## EXERCISE BRIEF
Lines containing the string "options" are to be counted; report the number and nothing more.

## EXTRACTED INFORMATION
──────
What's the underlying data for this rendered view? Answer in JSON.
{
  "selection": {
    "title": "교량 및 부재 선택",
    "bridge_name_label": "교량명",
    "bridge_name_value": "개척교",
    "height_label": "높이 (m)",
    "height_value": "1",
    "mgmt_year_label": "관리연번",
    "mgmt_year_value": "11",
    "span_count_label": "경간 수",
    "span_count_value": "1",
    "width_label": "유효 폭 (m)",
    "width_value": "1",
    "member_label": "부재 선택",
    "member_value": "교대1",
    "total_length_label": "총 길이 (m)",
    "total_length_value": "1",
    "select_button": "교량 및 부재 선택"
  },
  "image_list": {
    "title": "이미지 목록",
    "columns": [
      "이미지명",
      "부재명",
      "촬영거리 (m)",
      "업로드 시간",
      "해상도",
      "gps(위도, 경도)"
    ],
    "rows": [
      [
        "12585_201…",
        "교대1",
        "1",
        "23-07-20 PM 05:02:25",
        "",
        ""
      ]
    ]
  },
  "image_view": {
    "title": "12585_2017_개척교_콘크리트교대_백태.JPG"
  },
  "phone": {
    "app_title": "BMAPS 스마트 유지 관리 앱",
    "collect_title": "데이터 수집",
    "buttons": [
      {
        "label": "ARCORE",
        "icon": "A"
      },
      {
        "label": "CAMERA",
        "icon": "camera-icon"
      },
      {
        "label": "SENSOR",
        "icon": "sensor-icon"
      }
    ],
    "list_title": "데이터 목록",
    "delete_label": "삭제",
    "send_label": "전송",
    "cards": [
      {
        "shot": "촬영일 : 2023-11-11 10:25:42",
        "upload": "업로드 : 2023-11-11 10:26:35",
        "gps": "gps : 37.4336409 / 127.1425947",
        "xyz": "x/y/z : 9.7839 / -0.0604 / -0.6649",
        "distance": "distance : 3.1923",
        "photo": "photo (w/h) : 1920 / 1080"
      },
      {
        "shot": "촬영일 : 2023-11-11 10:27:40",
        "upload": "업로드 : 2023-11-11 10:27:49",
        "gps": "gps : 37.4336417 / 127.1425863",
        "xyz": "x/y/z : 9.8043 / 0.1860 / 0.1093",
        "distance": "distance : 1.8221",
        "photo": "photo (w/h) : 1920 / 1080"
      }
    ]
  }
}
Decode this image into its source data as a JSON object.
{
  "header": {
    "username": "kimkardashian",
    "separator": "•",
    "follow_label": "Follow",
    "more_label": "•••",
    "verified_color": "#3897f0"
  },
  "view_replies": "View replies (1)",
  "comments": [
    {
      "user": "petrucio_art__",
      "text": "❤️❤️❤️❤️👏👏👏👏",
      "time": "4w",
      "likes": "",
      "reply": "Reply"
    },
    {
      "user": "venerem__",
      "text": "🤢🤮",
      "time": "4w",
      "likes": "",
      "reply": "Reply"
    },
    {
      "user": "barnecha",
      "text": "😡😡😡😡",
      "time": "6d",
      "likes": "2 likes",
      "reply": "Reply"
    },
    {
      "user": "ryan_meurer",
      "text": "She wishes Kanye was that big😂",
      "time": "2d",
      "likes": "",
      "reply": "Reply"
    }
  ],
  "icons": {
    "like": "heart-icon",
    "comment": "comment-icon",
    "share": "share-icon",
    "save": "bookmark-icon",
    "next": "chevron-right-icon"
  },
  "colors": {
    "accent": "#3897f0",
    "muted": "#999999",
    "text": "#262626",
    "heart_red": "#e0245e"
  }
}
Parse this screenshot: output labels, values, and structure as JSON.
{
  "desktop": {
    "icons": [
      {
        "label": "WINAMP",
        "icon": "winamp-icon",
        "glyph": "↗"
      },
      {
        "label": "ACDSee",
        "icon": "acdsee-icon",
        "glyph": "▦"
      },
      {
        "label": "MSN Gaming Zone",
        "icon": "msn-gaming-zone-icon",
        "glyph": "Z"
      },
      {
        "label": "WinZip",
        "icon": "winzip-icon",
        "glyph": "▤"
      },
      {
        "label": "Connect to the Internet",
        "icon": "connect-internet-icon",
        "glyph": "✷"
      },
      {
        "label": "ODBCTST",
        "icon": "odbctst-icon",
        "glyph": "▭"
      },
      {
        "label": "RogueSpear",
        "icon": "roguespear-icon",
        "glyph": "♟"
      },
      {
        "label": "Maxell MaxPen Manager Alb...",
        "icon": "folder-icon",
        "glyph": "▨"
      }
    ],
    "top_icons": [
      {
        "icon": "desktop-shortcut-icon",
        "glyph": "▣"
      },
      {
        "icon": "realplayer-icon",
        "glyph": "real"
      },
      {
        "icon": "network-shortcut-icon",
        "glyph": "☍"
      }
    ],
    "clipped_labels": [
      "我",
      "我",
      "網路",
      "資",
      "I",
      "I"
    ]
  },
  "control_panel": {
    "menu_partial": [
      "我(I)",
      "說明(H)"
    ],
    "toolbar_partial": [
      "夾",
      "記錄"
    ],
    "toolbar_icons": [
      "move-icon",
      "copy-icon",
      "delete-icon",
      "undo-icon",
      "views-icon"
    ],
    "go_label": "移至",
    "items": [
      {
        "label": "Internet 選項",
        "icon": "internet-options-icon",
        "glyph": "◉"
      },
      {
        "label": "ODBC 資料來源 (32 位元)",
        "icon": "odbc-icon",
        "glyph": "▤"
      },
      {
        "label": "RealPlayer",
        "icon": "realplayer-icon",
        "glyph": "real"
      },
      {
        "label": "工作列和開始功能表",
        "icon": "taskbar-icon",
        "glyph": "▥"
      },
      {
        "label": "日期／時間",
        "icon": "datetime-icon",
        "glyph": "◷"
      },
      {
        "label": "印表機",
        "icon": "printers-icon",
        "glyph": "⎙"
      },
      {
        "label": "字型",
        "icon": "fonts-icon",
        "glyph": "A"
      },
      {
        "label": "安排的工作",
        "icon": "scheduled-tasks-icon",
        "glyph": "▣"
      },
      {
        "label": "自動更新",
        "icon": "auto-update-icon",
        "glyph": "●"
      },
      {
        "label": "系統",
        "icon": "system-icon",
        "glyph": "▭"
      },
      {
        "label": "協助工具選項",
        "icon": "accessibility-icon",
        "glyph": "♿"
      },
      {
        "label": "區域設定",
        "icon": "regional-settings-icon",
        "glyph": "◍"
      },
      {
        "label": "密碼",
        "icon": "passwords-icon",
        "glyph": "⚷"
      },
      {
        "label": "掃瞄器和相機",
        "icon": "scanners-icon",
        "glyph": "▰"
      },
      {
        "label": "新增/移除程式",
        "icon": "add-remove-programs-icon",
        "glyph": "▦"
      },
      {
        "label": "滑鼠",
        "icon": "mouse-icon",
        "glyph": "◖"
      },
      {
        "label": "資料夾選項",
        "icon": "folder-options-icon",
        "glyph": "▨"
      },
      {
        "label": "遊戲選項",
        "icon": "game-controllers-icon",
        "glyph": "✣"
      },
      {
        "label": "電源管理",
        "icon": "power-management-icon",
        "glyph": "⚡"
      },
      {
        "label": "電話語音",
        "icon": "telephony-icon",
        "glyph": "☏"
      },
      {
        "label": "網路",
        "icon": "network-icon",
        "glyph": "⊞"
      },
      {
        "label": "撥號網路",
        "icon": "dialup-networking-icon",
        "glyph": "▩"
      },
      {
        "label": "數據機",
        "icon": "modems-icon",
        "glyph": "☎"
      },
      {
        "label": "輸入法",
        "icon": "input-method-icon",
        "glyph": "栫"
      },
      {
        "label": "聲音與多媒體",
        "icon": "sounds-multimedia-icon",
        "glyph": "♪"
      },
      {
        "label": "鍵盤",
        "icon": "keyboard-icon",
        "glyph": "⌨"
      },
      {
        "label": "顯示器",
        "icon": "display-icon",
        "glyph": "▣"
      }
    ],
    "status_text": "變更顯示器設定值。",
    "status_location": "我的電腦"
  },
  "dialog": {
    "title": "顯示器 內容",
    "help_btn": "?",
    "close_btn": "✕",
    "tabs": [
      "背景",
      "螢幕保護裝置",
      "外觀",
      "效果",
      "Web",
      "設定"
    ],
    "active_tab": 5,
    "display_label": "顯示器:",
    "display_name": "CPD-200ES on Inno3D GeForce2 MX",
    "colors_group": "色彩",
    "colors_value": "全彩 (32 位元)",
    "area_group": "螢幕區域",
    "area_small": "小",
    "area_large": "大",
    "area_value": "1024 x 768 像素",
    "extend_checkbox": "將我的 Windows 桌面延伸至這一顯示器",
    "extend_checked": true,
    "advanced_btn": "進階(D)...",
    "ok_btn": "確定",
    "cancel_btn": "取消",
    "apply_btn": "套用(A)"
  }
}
──────
## TASK RESULT
2